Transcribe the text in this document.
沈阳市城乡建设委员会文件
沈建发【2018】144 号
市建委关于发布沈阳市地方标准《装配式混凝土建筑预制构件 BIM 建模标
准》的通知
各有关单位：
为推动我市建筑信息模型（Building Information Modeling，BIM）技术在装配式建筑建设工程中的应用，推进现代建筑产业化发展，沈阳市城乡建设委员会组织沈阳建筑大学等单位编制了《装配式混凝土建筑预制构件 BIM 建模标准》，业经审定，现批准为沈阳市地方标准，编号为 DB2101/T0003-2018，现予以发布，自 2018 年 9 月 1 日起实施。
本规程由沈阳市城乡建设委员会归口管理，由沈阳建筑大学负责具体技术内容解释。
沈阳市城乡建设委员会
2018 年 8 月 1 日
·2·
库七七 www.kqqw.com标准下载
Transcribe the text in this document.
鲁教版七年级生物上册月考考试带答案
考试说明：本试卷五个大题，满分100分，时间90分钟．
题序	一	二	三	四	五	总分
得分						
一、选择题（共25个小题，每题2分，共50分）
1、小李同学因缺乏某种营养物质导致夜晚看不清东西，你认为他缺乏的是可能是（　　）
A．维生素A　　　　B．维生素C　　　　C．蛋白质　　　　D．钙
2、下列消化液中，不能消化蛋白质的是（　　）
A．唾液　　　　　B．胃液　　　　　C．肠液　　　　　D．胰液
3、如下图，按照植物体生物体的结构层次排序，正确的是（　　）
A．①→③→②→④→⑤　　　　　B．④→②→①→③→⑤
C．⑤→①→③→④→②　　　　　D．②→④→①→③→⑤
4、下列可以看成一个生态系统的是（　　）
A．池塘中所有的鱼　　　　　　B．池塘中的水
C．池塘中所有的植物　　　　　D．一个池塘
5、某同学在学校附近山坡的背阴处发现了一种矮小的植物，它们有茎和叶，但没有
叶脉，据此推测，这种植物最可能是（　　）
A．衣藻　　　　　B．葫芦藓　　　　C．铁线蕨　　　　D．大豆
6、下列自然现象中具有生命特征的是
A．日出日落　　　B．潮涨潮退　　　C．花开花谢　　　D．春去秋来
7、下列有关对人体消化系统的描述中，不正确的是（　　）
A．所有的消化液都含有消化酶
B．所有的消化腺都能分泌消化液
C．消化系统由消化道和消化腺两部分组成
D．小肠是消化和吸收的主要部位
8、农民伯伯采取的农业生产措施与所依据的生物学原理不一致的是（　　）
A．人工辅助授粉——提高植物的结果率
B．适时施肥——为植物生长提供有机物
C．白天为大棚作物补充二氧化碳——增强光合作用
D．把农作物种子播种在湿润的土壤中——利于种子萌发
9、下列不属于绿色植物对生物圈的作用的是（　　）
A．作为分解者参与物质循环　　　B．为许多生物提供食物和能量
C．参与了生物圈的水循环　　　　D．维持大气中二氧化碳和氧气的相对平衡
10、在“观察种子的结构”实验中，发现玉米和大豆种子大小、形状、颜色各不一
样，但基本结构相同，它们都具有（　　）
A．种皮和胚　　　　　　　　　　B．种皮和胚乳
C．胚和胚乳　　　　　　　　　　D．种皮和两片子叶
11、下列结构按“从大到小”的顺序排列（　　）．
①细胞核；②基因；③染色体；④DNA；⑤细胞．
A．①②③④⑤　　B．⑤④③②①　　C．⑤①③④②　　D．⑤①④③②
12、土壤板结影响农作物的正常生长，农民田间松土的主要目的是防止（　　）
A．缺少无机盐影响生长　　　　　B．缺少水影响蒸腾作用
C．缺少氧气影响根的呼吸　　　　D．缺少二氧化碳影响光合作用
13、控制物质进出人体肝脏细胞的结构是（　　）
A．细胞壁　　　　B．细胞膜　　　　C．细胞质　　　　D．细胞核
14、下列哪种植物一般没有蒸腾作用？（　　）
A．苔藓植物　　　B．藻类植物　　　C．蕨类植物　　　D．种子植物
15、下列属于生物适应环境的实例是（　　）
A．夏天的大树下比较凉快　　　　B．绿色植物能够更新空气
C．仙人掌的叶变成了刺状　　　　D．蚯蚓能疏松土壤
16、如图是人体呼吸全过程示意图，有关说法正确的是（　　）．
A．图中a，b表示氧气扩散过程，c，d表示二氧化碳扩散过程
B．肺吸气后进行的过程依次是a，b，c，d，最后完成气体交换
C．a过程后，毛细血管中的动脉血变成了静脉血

Exercise goal:
Give back each line above precisely as it stands.

Result for this exercise:
Transcribe the text in this document.
沈阳市城乡建设委员会文件
沈建发【2018】144 号
市建委关于发布沈阳市地方标准《装配式混凝土建筑预制构件 BIM 建模标
准》的通知
各有关单位：
为推动我市建筑信息模型（Building Information Modeling，BIM）技术在装配式建筑建设工程中的应用，推进现代建筑产业化发展，沈阳市城乡建设委员会组织沈阳建筑大学等单位编制了《装配式混凝土建筑预制构件 BIM 建模标准》，业经审定，现批准为沈阳市地方标准，编号为 DB2101/T0003-2018，现予以发布，自 2018 年 9 月 1 日起实施。
本规程由沈阳市城乡建设委员会归口管理，由沈阳建筑大学负责具体技术内容解释。
沈阳市城乡建设委员会
2018 年 8 月 1 日
·2·
库七七 www.kqqw.com标准下载
Transcribe the text in this document.
鲁教版七年级生物上册月考考试带答案
考试说明：本试卷五个大题，满分100分，时间90分钟．
题序	一	二	三	四	五	总分
得分						
一、选择题（共25个小题，每题2分，共50分）
1、小李同学因缺乏某种营养物质导致夜晚看不清东西，你认为他缺乏的是可能是（　　）
A．维生素A　　　　B．维生素C　　　　C．蛋白质　　　　D．钙
2、下列消化液中，不能消化蛋白质的是（　　）
A．唾液　　　　　B．胃液　　　　　C．肠液　　　　　D．胰液
3、如下图，按照植物体生物体的结构层次排序，正确的是（　　）
A．①→③→②→④→⑤　　　　　B．④→②→①→③→⑤
C．⑤→①→③→④→②　　　　　D．②→④→①→③→⑤
4、下列可以看成一个生态系统的是（　　）
A．池塘中所有的鱼　　　　　　B．池塘中的水
C．池塘中所有的植物　　　　　D．一个池塘
5、某同学在学校附近山坡的背阴处发现了一种矮小的植物，它们有茎和叶，但没有
叶脉，据此推测，这种植物最可能是（　　）
A．衣藻　　　　　B．葫芦藓　　　　C．铁线蕨　　　　D．大豆
6、下列自然现象中具有生命特征的是
A．日出日落　　　B．潮涨潮退　　　C．花开花谢　　　D．春去秋来
7、下列有关对人体消化系统的描述中，不正确的是（　　）
A．所有的消化液都含有消化酶
B．所有的消化腺都能分泌消化液
C．消化系统由消化道和消化腺两部分组成
D．小肠是消化和吸收的主要部位
8、农民伯伯采取的农业生产措施与所依据的生物学原理不一致的是（　　）
A．人工辅助授粉——提高植物的结果率
B．适时施肥——为植物生长提供有机物
C．白天为大棚作物补充二氧化碳——增强光合作用
D．把农作物种子播种在湿润的土壤中——利于种子萌发
9、下列不属于绿色植物对生物圈的作用的是（　　）
A．作为分解者参与物质循环　　　B．为许多生物提供食物和能量
C．参与了生物圈的水循环　　　　D．维持大气中二氧化碳和氧气的相对平衡
10、在“观察种子的结构”实验中，发现玉米和大豆种子大小、形状、颜色各不一
样，但基本结构相同，它们都具有（　　）
A．种皮和胚　　　　　　　　　　B．种皮和胚乳
C．胚和胚乳　　　　　　　　　　D．种皮和两片子叶
11、下列结构按“从大到小”的顺序排列（　　）．
①细胞核；②基因；③染色体；④DNA；⑤细胞．
A．①②③④⑤　　B．⑤④③②①　　C．⑤①③④②　　D．⑤①④③②
12、土壤板结影响农作物的正常生长，农民田间松土的主要目的是防止（　　）
A．缺少无机盐影响生长　　　　　B．缺少水影响蒸腾作用
C．缺少氧气影响根的呼吸　　　　D．缺少二氧化碳影响光合作用
13、控制物质进出人体肝脏细胞的结构是（　　）
A．细胞壁　　　　B．细胞膜　　　　C．细胞质　　　　D．细胞核
14、下列哪种植物一般没有蒸腾作用？（　　）
A．苔藓植物　　　B．藻类植物　　　C．蕨类植物　　　D．种子植物
15、下列属于生物适应环境的实例是（　　）
A．夏天的大树下比较凉快　　　　B．绿色植物能够更新空气
C．仙人掌的叶变成了刺状　　　　D．蚯蚓能疏松土壤
16、如图是人体呼吸全过程示意图，有关说法正确的是（　　）．
A．图中a，b表示氧气扩散过程，c，d表示二氧化碳扩散过程
B．肺吸气后进行的过程依次是a，b，c，d，最后完成气体交换
C．a过程后，毛细血管中的动脉血变成了静脉血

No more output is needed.